**Provided data**.
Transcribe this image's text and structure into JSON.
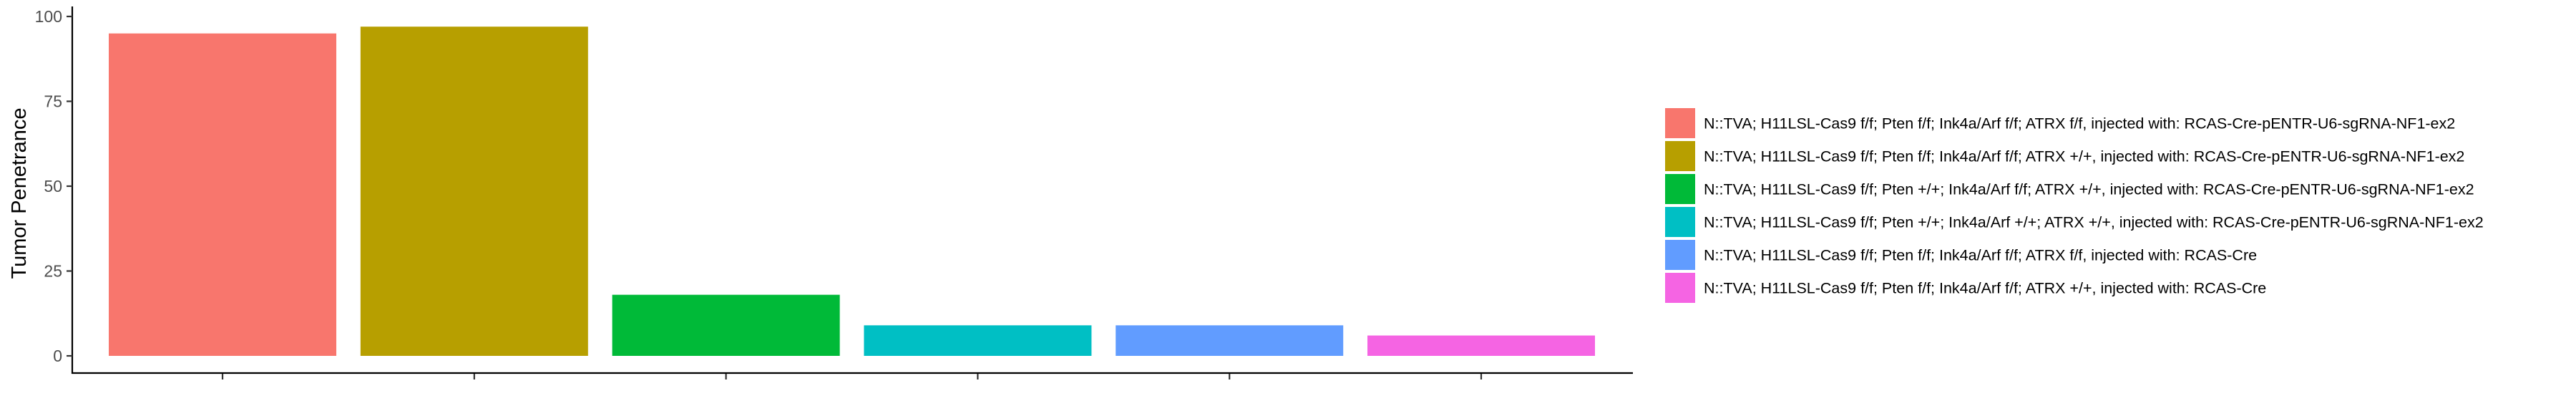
{
  "chart_data": {
    "type": "bar",
    "title": "",
    "xlabel": "",
    "ylabel": "Tumor Penetrance",
    "ylim": [
      0,
      100
    ],
    "yticks": [
      0,
      25,
      50,
      75,
      100
    ],
    "grid": false,
    "legend_position": "right",
    "categories": [
      "N::TVA; H11LSL-Cas9 f/f; Pten f/f; Ink4a/Arf f/f; ATRX f/f, injected with: RCAS-Cre-pENTR-U6-sgRNA-NF1-ex2",
      "N::TVA; H11LSL-Cas9 f/f; Pten f/f; Ink4a/Arf f/f; ATRX +/+, injected with: RCAS-Cre-pENTR-U6-sgRNA-NF1-ex2",
      "N::TVA; H11LSL-Cas9 f/f; Pten +/+; Ink4a/Arf f/f; ATRX +/+, injected with: RCAS-Cre-pENTR-U6-sgRNA-NF1-ex2",
      "N::TVA; H11LSL-Cas9 f/f; Pten +/+; Ink4a/Arf +/+; ATRX +/+, injected with: RCAS-Cre-pENTR-U6-sgRNA-NF1-ex2",
      "N::TVA; H11LSL-Cas9 f/f; Pten f/f; Ink4a/Arf f/f; ATRX f/f, injected with: RCAS-Cre",
      "N::TVA; H11LSL-Cas9 f/f; Pten f/f; Ink4a/Arf f/f; ATRX +/+, injected with: RCAS-Cre"
    ],
    "values": [
      95,
      97,
      18,
      9,
      9,
      6
    ],
    "colors": [
      "#F8766D",
      "#B79F00",
      "#00BA38",
      "#00BFC4",
      "#619CFF",
      "#F564E3"
    ]
  }
}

**Your assignment**. Among the lines of the material, find those that hold the word "with" and copy them.

**Solution**.
      "N::TVA; H11LSL-Cas9 f/f; Pten f/f; Ink4a/Arf f/f; ATRX f/f, injected with: RCAS-Cre-pENTR-U6-sgRNA-NF1-ex2",
      "N::TVA; H11LSL-Cas9 f/f; Pten f/f; Ink4a/Arf f/f; ATRX +/+, injected with: RCAS-Cre-pENTR-U6-sgRNA-NF1-ex2",
      "N::TVA; H11LSL-Cas9 f/f; Pten +/+; Ink4a/Arf f/f; ATRX +/+, injected with: RCAS-Cre-pENTR-U6-sgRNA-NF1-ex2",
      "N::TVA; H11LSL-Cas9 f/f; Pten +/+; Ink4a/Arf +/+; ATRX +/+, injected with: RCAS-Cre-pENTR-U6-sgRNA-NF1-ex2",
      "N::TVA; H11LSL-Cas9 f/f; Pten f/f; Ink4a/Arf f/f; ATRX f/f, injected with: RCAS-Cre",
      "N::TVA; H11LSL-Cas9 f/f; Pten f/f; Ink4a/Arf f/f; ATRX +/+, injected with: RCAS-Cre"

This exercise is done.